◆ Your instructions
Below is a block of records. Copy every line in it that contains the word "ликвидации".

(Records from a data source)
--------------------------------------------------

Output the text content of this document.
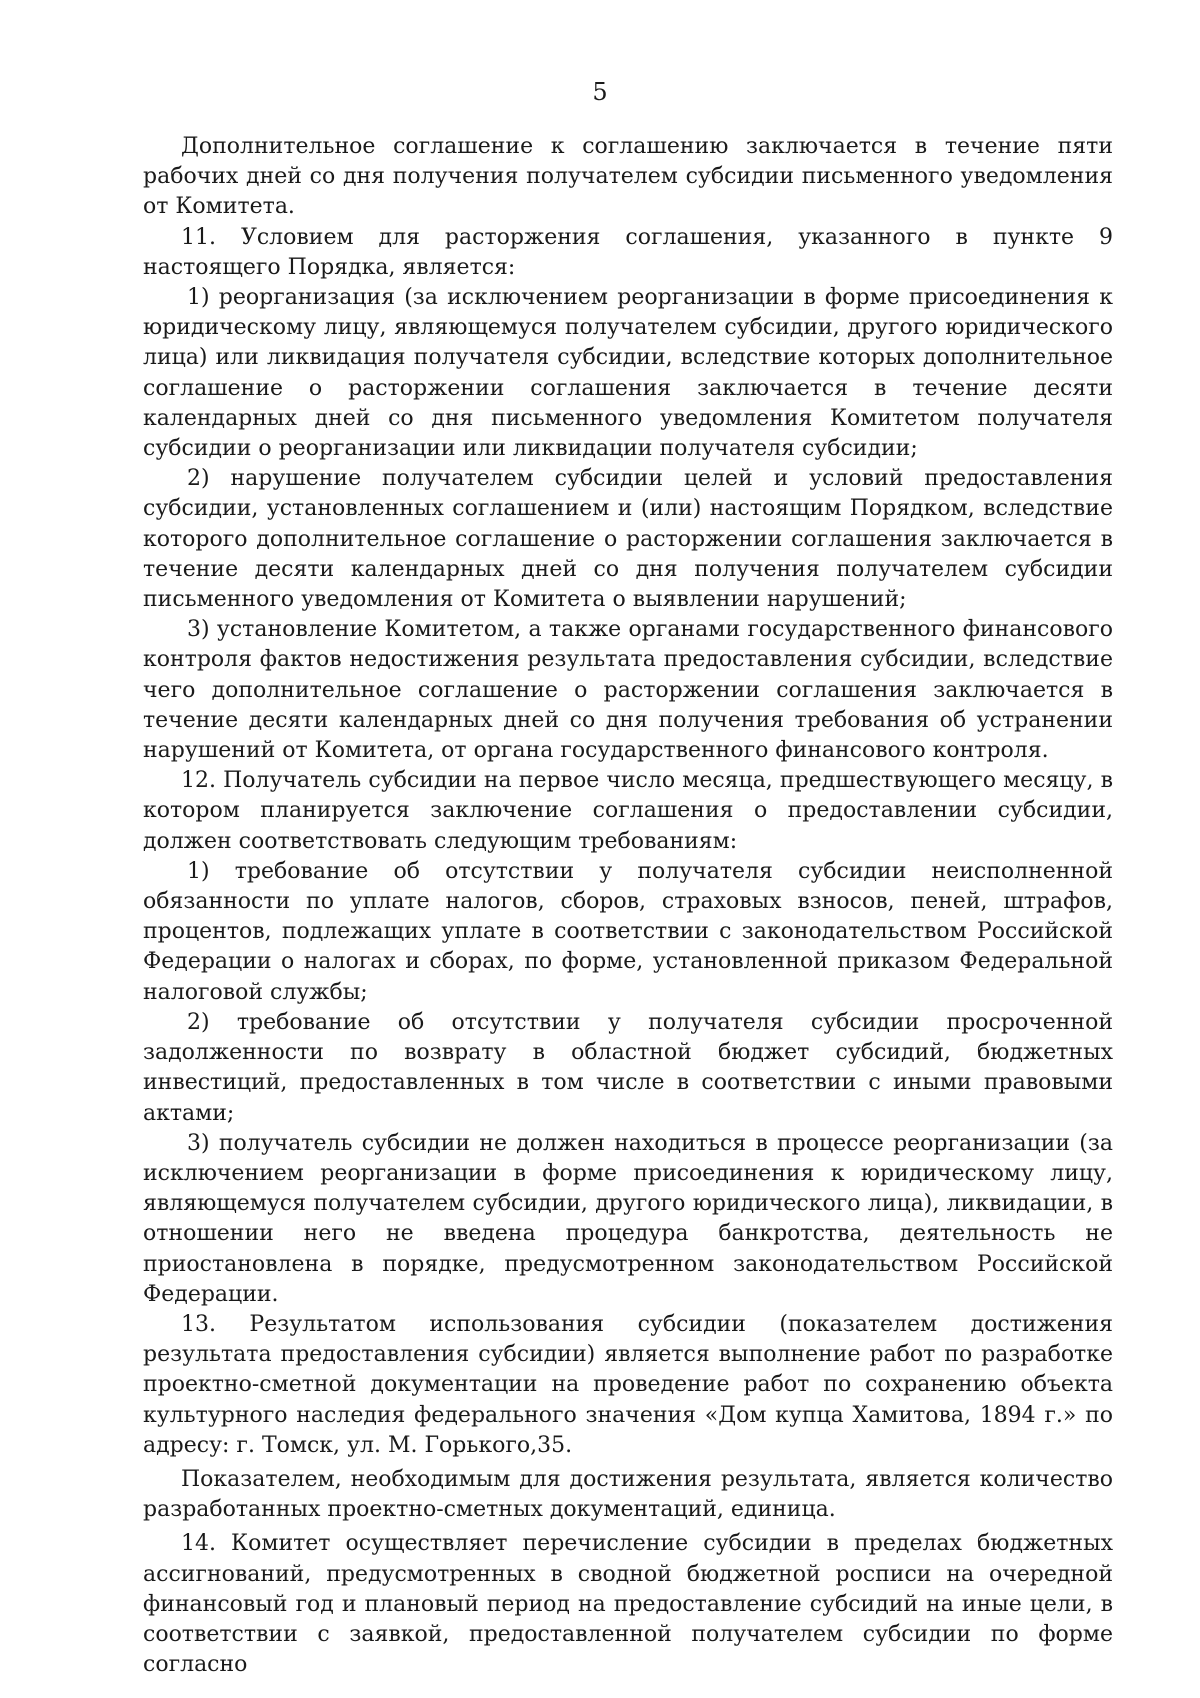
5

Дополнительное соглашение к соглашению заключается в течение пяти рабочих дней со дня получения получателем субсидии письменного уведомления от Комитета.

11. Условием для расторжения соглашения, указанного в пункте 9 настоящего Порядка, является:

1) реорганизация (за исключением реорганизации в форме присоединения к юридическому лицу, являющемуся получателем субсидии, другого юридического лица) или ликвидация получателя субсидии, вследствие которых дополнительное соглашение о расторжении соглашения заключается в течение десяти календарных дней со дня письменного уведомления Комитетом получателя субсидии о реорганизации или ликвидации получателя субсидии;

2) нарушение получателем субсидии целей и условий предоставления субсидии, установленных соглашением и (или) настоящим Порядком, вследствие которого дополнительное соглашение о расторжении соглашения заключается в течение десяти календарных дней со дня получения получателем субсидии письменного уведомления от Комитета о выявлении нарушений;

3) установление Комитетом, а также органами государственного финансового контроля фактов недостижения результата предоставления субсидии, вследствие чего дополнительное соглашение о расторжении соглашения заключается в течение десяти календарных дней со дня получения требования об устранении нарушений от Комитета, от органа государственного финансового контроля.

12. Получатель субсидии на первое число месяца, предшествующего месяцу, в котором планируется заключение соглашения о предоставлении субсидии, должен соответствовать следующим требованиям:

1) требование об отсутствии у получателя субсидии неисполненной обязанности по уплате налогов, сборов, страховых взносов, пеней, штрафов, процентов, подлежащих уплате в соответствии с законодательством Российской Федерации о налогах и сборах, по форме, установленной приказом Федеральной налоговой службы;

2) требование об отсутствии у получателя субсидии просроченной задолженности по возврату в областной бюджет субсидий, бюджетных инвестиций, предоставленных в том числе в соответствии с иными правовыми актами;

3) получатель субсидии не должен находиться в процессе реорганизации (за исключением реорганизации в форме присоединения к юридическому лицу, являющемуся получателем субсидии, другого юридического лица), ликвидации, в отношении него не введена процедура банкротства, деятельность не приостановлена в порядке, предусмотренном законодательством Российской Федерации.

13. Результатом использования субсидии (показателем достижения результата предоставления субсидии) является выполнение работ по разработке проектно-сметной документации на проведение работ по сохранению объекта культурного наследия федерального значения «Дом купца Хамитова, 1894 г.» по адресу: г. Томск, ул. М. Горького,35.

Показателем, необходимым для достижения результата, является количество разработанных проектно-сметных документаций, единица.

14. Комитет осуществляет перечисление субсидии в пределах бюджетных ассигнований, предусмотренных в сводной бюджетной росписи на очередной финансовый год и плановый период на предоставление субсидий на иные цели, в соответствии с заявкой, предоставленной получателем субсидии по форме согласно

--------------------------------------------------

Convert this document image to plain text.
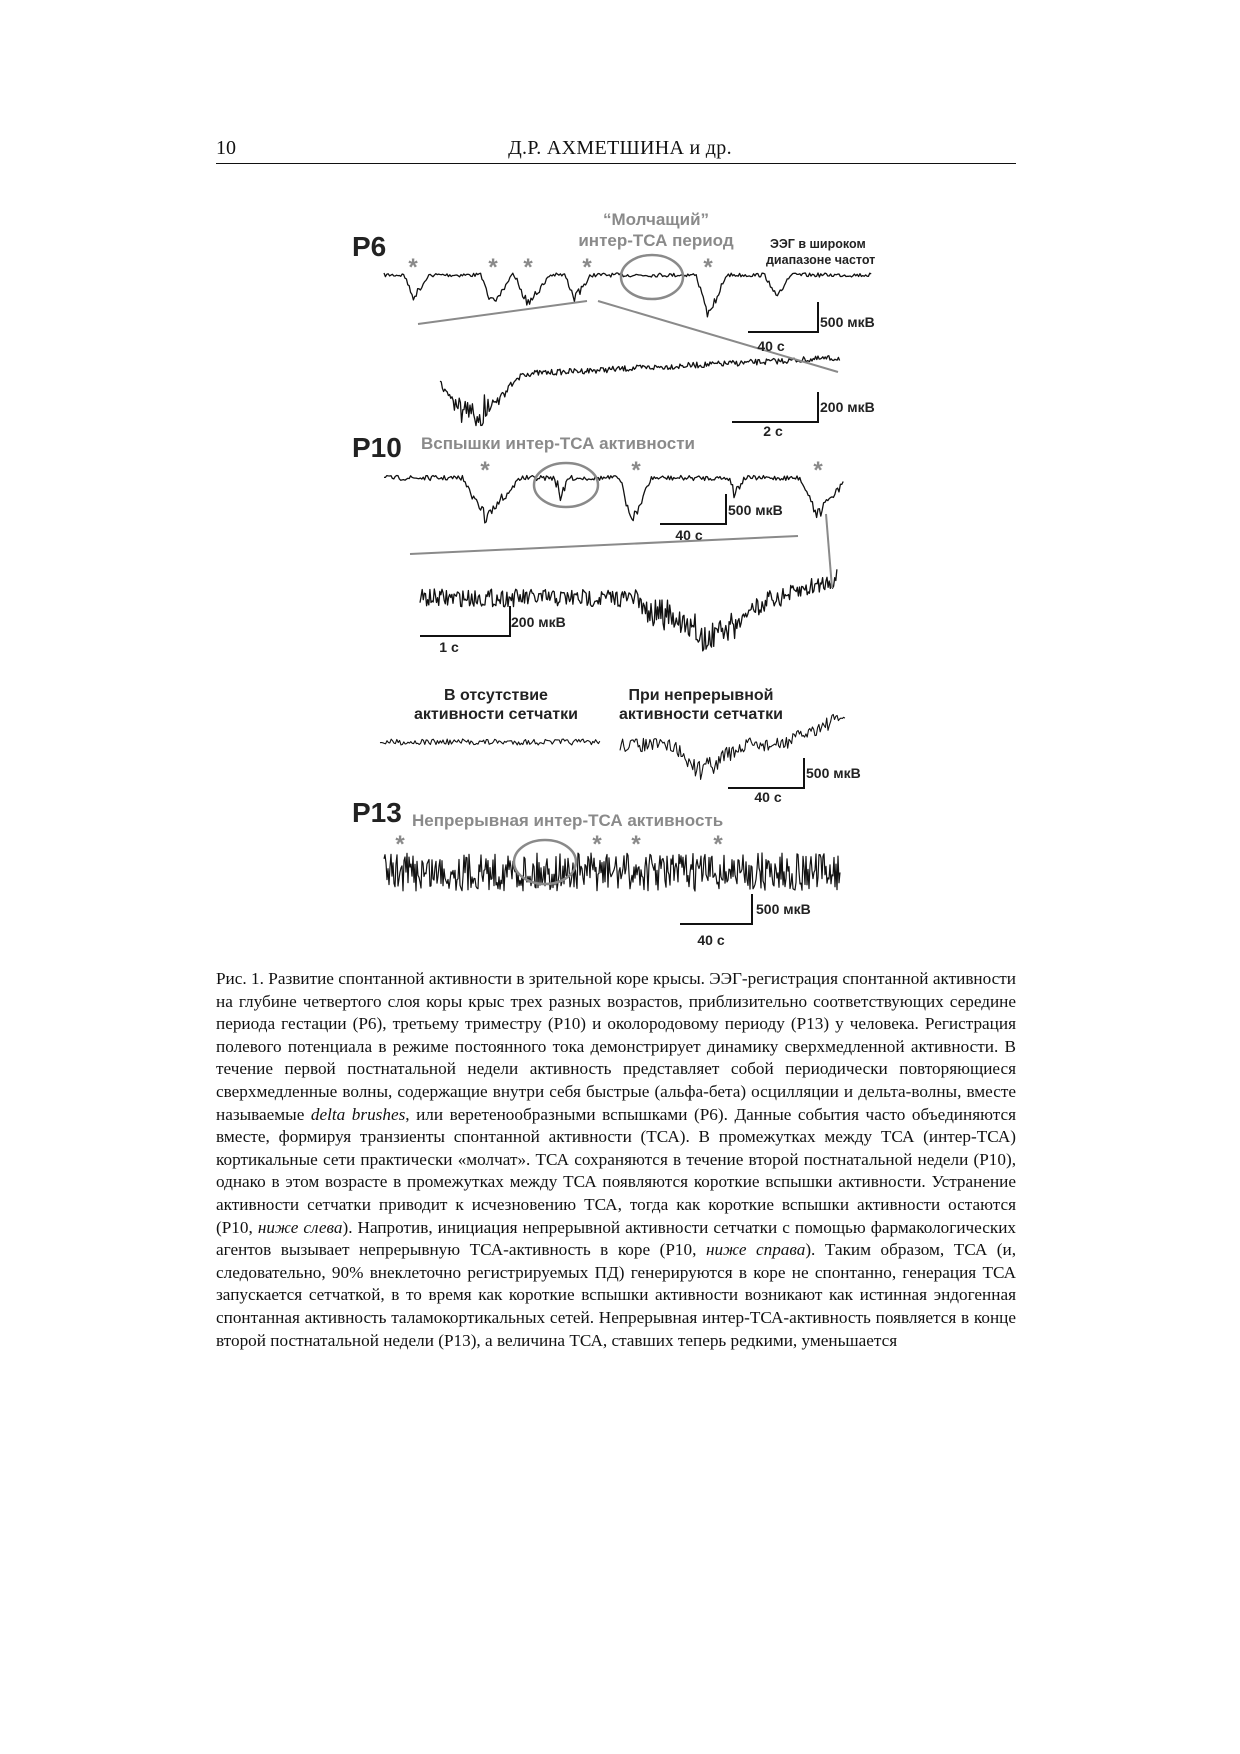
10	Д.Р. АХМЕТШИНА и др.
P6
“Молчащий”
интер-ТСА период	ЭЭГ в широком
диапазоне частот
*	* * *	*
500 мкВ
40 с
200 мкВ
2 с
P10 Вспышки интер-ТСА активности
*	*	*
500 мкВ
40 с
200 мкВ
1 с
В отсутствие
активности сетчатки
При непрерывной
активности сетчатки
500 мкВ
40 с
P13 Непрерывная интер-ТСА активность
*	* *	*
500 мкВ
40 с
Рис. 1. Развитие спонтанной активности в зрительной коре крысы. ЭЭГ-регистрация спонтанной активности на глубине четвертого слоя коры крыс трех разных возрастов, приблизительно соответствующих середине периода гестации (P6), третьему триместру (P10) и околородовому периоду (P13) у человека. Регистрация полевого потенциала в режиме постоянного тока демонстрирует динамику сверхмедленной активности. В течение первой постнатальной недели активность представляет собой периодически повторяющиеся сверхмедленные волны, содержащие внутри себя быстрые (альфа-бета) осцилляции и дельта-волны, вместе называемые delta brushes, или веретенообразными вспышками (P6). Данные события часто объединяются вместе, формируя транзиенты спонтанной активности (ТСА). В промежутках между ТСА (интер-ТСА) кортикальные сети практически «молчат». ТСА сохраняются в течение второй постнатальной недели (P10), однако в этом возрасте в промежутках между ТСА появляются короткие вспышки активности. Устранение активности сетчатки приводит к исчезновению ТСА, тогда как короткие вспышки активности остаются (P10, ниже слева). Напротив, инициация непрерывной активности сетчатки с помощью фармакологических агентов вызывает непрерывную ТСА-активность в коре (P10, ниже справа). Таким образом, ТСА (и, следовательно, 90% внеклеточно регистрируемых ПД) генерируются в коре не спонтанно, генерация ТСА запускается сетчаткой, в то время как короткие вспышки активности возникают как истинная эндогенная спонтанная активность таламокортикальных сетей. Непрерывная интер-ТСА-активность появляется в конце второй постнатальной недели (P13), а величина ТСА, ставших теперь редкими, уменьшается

--------------------------------------------------

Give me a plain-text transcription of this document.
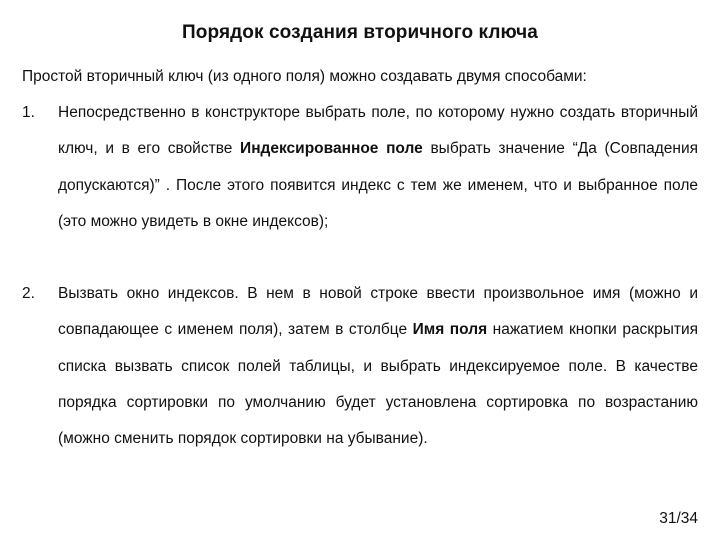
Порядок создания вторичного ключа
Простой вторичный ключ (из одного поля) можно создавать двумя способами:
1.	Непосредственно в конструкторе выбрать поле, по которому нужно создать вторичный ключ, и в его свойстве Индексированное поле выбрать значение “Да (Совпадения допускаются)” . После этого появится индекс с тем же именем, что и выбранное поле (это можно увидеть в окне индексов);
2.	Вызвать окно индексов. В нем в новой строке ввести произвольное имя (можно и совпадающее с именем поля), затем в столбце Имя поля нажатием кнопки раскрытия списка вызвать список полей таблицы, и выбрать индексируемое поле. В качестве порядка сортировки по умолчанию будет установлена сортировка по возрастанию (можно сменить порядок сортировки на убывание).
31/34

--------------------------------------------------

◆ Solution for this exercise
1) реорганизация (за исключением реорганизации в форме присоединения к юридическому лицу, являющемуся получателем субсидии, другого юридического лица) или ликвидация получателя субсидии, вследствие которых дополнительное соглашение о расторжении соглашения заключается в течение десяти календарных дней со дня письменного уведомления Комитетом получателя субсидии о реорганизации или ликвидации получателя субсидии;
3) получатель субсидии не должен находиться в процессе реорганизации (за исключением реорганизации в форме присоединения к юридическому лицу, являющемуся получателем субсидии, другого юридического лица), ликвидации, в отношении него не введена процедура банкротства, деятельность не приостановлена в порядке, предусмотренном законодательством Российской Федерации.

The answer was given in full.